# Aim
Tally every line of the material that includes "close", then give the tally and nothing else.

Figure record extracts:
::::::::

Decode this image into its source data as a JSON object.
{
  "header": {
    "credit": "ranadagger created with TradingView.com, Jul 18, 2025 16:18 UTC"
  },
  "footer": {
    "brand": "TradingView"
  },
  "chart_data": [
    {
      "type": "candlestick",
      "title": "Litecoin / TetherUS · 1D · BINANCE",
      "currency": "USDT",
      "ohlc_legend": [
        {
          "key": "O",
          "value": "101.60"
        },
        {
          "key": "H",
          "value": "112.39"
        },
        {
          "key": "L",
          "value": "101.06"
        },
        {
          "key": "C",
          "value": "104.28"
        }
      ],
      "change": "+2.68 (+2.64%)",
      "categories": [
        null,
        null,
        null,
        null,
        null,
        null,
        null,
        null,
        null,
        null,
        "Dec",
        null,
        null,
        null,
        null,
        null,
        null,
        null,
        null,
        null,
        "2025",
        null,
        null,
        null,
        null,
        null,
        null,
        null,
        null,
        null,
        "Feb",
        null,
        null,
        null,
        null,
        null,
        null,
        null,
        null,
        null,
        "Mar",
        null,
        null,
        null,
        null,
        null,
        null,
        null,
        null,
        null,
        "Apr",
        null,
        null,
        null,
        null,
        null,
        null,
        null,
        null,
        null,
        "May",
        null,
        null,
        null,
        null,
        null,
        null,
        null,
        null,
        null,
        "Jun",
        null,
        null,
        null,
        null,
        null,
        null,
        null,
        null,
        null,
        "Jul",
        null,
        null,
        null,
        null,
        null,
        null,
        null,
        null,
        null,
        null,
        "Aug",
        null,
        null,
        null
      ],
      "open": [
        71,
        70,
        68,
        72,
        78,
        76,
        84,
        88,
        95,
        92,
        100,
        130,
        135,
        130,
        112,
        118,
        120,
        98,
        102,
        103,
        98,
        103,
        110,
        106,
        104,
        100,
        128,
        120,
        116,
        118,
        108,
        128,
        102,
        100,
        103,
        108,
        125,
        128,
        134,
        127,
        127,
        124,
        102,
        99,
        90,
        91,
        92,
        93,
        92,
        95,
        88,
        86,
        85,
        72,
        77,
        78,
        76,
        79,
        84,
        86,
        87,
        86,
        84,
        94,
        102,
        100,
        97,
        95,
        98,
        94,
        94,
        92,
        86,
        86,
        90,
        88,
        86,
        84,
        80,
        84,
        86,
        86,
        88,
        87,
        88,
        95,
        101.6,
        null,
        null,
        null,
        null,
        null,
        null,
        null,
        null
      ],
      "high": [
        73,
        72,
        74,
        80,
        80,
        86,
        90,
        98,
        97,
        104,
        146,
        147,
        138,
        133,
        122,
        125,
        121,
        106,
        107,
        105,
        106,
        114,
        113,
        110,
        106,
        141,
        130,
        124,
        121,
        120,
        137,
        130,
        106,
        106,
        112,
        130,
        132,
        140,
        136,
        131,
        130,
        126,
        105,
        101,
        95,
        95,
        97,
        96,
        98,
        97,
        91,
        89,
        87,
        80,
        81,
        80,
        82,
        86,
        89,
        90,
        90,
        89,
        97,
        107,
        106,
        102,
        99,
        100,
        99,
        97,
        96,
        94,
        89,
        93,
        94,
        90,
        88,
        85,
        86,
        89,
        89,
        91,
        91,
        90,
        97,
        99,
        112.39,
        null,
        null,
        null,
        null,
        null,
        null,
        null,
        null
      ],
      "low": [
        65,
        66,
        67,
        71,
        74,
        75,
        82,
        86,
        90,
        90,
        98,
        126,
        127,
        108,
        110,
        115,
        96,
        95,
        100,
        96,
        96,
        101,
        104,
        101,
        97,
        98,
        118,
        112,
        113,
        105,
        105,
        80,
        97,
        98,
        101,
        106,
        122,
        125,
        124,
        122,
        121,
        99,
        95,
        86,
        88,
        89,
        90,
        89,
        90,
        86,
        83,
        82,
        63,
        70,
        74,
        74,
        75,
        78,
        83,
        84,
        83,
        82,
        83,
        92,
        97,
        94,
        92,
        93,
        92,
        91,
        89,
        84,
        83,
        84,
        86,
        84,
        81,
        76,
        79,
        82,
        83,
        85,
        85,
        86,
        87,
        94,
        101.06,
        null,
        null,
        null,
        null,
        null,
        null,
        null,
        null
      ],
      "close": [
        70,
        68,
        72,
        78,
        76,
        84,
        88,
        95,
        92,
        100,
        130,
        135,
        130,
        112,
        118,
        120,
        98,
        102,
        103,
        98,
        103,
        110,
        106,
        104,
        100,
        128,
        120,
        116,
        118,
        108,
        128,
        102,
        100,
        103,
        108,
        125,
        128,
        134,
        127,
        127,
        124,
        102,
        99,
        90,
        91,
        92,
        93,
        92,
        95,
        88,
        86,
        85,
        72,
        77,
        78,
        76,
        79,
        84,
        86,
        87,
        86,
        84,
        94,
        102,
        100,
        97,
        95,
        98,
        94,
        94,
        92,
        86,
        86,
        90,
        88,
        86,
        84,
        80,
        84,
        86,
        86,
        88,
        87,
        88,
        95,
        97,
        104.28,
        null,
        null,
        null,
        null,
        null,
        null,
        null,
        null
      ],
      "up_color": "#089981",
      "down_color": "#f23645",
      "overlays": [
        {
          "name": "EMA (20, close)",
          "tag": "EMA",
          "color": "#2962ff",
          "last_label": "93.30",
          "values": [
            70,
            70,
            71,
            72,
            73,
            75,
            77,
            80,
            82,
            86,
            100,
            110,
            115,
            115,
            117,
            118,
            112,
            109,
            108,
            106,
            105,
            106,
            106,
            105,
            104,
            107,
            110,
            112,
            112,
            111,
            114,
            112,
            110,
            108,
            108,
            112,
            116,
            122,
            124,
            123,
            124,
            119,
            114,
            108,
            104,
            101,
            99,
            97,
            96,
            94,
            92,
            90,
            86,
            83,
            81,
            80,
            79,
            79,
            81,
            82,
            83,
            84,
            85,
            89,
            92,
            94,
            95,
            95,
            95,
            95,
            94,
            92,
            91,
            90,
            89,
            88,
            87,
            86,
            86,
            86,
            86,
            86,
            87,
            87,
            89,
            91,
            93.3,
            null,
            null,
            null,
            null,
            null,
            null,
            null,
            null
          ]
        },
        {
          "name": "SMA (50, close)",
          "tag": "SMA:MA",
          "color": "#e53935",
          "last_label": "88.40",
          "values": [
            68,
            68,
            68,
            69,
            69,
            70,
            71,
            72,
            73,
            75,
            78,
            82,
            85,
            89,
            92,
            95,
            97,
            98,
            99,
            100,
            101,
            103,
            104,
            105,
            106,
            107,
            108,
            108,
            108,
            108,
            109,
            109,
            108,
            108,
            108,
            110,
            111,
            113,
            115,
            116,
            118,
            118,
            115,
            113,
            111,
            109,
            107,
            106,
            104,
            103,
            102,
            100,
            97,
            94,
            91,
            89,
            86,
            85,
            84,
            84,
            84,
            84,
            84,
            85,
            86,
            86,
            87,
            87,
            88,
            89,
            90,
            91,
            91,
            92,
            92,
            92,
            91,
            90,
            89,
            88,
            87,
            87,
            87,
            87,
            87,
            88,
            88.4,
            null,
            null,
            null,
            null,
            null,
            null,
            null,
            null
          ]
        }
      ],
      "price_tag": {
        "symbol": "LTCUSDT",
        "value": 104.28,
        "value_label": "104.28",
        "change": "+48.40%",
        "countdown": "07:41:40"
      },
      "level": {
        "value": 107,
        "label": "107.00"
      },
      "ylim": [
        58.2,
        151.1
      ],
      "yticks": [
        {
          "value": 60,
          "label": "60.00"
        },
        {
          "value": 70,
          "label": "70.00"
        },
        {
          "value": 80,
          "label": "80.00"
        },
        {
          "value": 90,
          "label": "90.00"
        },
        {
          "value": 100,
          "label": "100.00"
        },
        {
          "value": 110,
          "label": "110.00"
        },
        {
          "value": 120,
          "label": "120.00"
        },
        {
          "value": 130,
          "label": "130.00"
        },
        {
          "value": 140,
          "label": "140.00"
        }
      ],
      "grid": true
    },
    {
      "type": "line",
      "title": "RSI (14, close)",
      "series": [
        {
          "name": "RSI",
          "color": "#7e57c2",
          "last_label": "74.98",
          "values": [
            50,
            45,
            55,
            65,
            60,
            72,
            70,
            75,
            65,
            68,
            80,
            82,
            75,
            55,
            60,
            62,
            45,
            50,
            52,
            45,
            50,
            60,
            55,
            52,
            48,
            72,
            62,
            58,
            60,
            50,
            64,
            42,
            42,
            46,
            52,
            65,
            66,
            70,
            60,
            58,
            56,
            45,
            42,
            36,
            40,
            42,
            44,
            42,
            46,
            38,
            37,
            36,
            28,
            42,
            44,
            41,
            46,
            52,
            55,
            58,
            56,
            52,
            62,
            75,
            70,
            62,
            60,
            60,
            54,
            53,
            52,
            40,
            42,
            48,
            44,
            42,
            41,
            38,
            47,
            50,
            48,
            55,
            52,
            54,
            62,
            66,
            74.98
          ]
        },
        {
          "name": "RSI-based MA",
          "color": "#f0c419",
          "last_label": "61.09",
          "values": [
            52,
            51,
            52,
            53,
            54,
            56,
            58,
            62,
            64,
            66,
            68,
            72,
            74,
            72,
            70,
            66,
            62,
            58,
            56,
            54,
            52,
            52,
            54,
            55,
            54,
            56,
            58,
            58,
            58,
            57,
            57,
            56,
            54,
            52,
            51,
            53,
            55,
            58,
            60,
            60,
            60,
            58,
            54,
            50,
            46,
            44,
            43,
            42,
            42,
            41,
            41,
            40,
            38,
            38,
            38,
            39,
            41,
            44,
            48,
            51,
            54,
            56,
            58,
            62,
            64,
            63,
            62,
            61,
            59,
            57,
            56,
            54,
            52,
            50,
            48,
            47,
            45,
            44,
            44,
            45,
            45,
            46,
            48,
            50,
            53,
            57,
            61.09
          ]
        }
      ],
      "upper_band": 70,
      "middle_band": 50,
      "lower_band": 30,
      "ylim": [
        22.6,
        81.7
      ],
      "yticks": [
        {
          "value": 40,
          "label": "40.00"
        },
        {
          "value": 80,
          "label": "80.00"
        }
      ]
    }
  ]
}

::::::::

# Solution to the exercise
4